§ **Direction**: Reproduce the usability evaluation section from "That there has" up to and including "user and evaluator.", word for word.

2.2.1. Usability Evaluation

HCI became important in the late 1970s as part of the development of the personal computer. Work at Xerox PARC, Apple, Loughborough University, Carnegie-Mellon University and the University of California at San Diego considered how people worked with existing computer systems and how to make that interaction more efficient and easier. The development of systems like the Xerox Star and the Apple Macintosh were considerably based in the evaluation of "usability" - a slippery term, frequently equated with the notion of "user-friendliness" (i.e. the initial ease of use of a system) but more recently with something like Nielsen's (1993:26) five-dimensional definition of learnability, efficiency, memorability, errors (or lack thereof) and satisfaction.

The bulk of early HCI designers and especially evaluators were cognitive psychologists. Cognitive models like GOMS (Card et al, 1983) were very influential, as were laboratory experiments such as those conducted in the formative evaluation of the Xerox Star's interface (Bewley et al., 1983). The link between laboratory experiments and user evaluation was quite explicit, and is seen in the editorial comment in a set of readings from the 1980s, which talks of "carrying out one's own evaluation experiments" (Preece and Keller, 1990:325).

That there has been a change from this position is due to four factors: the coming into HCI of researchers from other disciplines than cognitive psychology (notably social psychology and sociology) with different methods; the mid-1980s critique of cognitive psychology and its related discipline of artificial intelligence by philosophically and sociologically-informed writers such as Winograd and Flores (1986) and Suchman (1987); a pragmatic sense by various writers, notably Neilsen (1993) that full-scale evaluation of usability is too complicated in many cases, so that 'discount' methods are useful instead; and finally the focus on user participatory in the design and evaluation process (Greenbaum and Kyng, 1991) has changed the relationship between user and evaluator.

These trends lead to an enormous number of different methods in regular use for the evaluation of usability. They are well reviewed in much greater detail by Crellin et al (1990), Preece et al (1994), Dix et al (1993) and Holyer (1993). We might see three main kinds of usability evaluation - expert, empirical and contextual. Broadly speaking, the last two correspond to the quantitative and qualitative methods of programme evaluation; the first is specific to HCI.

Expert evaluation, that is the evaluation of the system's usability by experts rather than real users, comes in two varieties: formal and heuristic. Formal evaluation relates to the 'proof' of the usability of a system using some abstract technique: mathematical, psychological, or analytic. Typical of formal evaluation are the system and user models produced by computer scientists such as Michael Harrison (Harrison and Thimbleby, 1990); of the second, the modelling of users based on abstract (usually cognitive) psychological approaches, and the comparison of some aspect of the system against those models, such as GOMS (Card et al., 1983); and of the third, the method of task analysis (Diaper, 1989), which decomposes a set of user actions from the complexity of daily activity to the level of the individual mouse-click, to determine inefficiencies and inappropriatenesses in their activities.

§ **Given material**:
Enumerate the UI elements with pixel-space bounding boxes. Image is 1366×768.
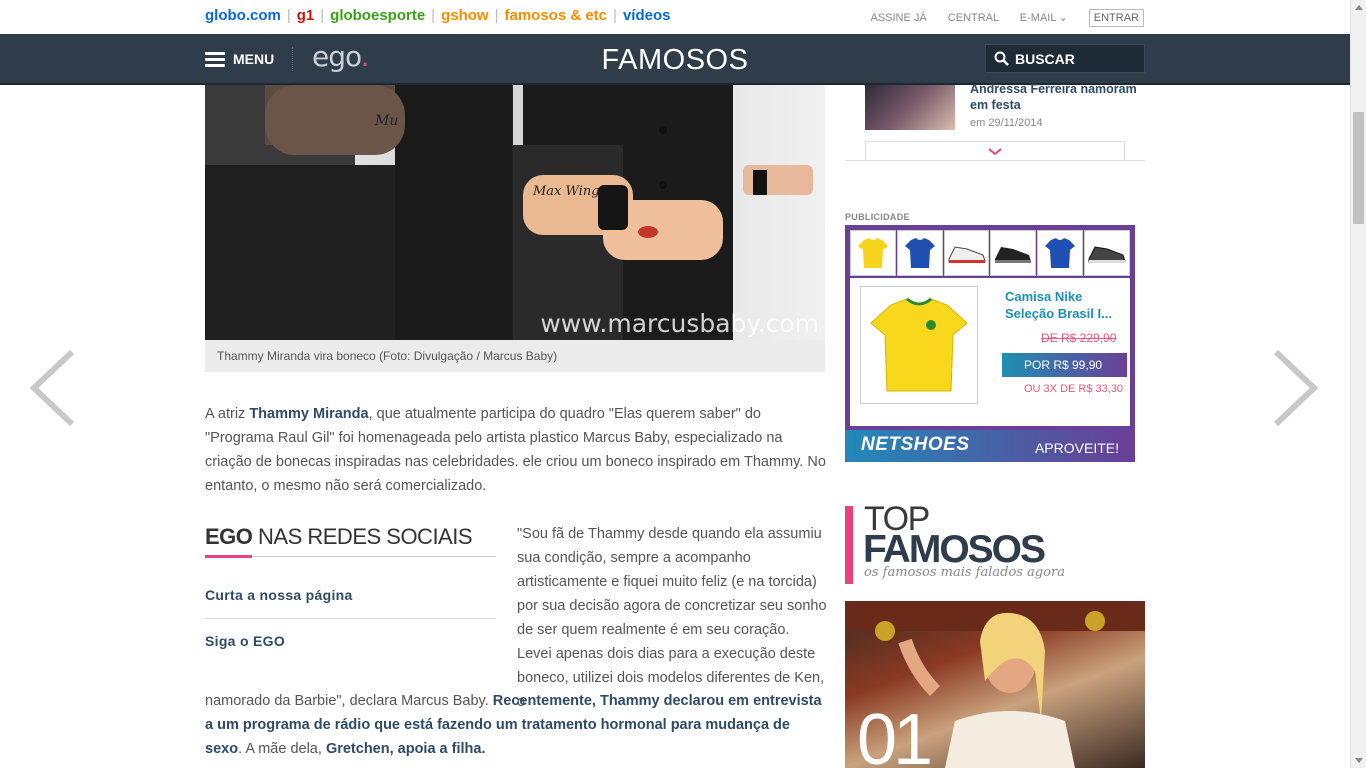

§ **Task solution**:
That there has been a change from this position is due to four factors: the coming into HCI of researchers from other disciplines than cognitive psychology (notably social psychology and sociology) with different methods; the mid-1980s critique of cognitive psychology and its related discipline of artificial intelligence by philosophically and sociologically-informed writers such as Winograd and Flores (1986) and Suchman (1987); a pragmatic sense by various writers, notably Neilsen (1993) that full-scale evaluation of usability is too complicated in many cases, so that 'discount' methods are useful instead; and finally the focus on user participatory in the design and evaluation process (Greenbaum and Kyng, 1991) has changed the relationship between user and evaluator.